START RAW RECORDS
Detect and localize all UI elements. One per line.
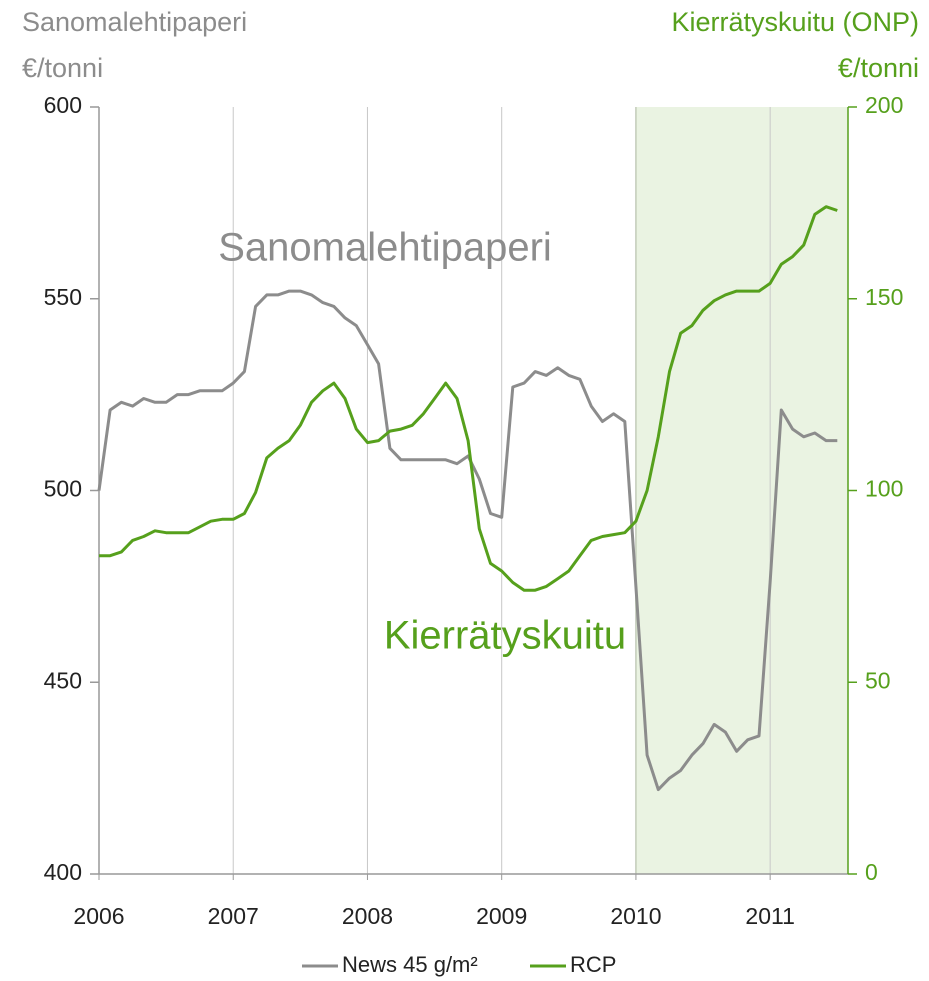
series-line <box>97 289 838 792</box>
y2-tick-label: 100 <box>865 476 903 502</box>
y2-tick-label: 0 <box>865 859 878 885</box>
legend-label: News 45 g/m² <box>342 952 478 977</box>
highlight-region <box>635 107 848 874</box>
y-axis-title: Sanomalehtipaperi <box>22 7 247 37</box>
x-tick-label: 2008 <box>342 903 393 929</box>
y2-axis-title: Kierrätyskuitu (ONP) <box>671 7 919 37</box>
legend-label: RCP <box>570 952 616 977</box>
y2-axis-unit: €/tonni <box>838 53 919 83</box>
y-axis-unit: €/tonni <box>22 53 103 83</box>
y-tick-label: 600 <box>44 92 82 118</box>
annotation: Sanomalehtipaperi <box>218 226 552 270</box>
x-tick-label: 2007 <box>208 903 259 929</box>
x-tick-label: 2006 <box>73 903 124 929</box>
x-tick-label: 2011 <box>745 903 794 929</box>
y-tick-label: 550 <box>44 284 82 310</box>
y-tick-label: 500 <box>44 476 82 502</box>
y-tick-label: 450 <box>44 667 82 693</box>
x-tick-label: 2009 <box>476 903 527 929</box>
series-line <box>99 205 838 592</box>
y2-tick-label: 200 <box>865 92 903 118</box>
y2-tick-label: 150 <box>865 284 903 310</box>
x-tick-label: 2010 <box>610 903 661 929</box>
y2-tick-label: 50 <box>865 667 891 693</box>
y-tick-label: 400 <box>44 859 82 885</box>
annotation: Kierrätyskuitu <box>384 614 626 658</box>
END RAW RECORDS
START RAW RECORDS
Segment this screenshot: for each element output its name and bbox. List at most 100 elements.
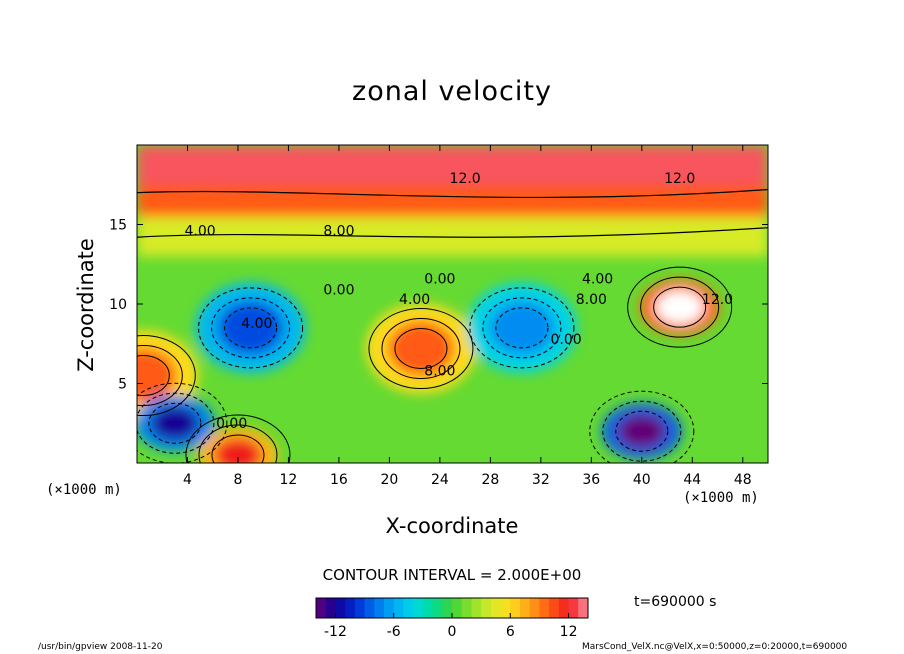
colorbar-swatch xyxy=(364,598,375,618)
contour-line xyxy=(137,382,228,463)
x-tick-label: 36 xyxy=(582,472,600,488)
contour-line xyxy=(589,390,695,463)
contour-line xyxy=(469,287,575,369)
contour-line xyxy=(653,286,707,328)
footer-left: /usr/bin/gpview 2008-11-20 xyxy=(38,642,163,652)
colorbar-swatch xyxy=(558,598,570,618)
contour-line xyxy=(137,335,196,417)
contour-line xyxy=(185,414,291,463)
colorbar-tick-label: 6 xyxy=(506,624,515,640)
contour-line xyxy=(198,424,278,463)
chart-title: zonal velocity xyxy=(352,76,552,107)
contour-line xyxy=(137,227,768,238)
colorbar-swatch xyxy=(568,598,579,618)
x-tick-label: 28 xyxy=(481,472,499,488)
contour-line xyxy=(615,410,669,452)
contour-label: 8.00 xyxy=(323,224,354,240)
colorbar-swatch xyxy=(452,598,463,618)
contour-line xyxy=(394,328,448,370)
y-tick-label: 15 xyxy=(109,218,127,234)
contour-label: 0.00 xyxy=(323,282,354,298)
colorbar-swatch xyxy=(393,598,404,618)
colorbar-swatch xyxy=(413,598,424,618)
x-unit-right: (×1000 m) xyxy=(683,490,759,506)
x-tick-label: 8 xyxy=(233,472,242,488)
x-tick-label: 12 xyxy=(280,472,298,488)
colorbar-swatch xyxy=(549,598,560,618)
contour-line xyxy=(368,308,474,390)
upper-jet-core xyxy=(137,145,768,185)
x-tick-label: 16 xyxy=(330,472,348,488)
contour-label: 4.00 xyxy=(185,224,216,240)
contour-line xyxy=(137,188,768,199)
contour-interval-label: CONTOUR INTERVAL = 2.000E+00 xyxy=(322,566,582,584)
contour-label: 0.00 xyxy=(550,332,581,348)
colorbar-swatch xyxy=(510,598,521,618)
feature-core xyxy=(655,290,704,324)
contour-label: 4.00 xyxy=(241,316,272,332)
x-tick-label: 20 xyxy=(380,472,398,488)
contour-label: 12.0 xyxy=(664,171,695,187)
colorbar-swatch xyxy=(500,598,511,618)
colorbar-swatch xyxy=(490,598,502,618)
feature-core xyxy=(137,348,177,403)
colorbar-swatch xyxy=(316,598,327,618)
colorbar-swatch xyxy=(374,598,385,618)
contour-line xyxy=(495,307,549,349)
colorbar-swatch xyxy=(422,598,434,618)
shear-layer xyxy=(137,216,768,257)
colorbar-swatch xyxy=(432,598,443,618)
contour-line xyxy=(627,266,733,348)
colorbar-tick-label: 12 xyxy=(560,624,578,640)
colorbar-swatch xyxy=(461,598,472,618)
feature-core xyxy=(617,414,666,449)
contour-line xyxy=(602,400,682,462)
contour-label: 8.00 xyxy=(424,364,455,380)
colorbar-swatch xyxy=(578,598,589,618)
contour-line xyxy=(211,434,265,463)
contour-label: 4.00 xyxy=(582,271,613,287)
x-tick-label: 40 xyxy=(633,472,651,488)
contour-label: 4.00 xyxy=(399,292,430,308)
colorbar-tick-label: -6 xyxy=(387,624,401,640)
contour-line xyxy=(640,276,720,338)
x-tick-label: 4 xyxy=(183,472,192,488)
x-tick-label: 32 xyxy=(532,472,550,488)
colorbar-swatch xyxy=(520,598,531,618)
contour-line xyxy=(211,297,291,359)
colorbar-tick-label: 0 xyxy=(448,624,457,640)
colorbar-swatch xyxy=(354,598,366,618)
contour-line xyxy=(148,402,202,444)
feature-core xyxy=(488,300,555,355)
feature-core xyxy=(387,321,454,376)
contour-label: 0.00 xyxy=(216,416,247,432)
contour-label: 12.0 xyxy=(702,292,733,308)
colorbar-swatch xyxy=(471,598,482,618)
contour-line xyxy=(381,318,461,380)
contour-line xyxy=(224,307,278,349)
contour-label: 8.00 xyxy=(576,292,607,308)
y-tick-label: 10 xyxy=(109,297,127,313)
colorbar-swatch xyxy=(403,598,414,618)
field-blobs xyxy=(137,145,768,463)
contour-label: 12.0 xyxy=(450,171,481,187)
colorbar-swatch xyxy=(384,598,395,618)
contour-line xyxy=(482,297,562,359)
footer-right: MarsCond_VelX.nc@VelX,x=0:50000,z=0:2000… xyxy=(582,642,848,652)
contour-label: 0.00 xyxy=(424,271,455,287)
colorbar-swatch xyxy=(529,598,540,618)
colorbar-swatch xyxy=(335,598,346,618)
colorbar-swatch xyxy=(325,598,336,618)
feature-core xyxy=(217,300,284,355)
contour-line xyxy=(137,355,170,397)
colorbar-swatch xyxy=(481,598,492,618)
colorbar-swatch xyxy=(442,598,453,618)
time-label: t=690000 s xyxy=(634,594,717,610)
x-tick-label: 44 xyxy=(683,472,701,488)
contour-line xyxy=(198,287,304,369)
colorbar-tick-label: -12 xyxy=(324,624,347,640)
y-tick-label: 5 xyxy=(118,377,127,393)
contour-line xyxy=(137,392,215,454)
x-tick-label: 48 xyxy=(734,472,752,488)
END RAW RECORDS
START RAW RECORDS
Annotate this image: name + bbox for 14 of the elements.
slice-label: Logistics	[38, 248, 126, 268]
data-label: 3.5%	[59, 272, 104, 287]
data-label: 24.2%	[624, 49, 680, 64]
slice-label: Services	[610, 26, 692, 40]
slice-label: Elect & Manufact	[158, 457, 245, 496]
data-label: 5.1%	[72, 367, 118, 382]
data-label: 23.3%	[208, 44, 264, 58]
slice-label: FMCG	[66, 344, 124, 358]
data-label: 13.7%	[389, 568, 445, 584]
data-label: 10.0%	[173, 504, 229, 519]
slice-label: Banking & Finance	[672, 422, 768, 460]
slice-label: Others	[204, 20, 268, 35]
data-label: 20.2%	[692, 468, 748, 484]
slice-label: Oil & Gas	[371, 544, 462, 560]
END RAW RECORDS
Repeat the lines verbatim, starting at the line containing "Annotate this image: name" and ending at the line containing "slice-label: Oil &".

• **EXERCISE RESPONSE**
Annotate this image: name + bbox for 14 of the elements.
slice-label: Logistics	[38, 248, 126, 268]
data-label: 3.5%	[59, 272, 104, 287]
data-label: 24.2%	[624, 49, 680, 64]
slice-label: Services	[610, 26, 692, 40]
slice-label: Elect & Manufact	[158, 457, 245, 496]
data-label: 5.1%	[72, 367, 118, 382]
data-label: 23.3%	[208, 44, 264, 58]
slice-label: FMCG	[66, 344, 124, 358]
data-label: 13.7%	[389, 568, 445, 584]
data-label: 10.0%	[173, 504, 229, 519]
slice-label: Banking & Finance	[672, 422, 768, 460]
slice-label: Others	[204, 20, 268, 35]
data-label: 20.2%	[692, 468, 748, 484]
slice-label: Oil & Gas	[371, 544, 462, 560]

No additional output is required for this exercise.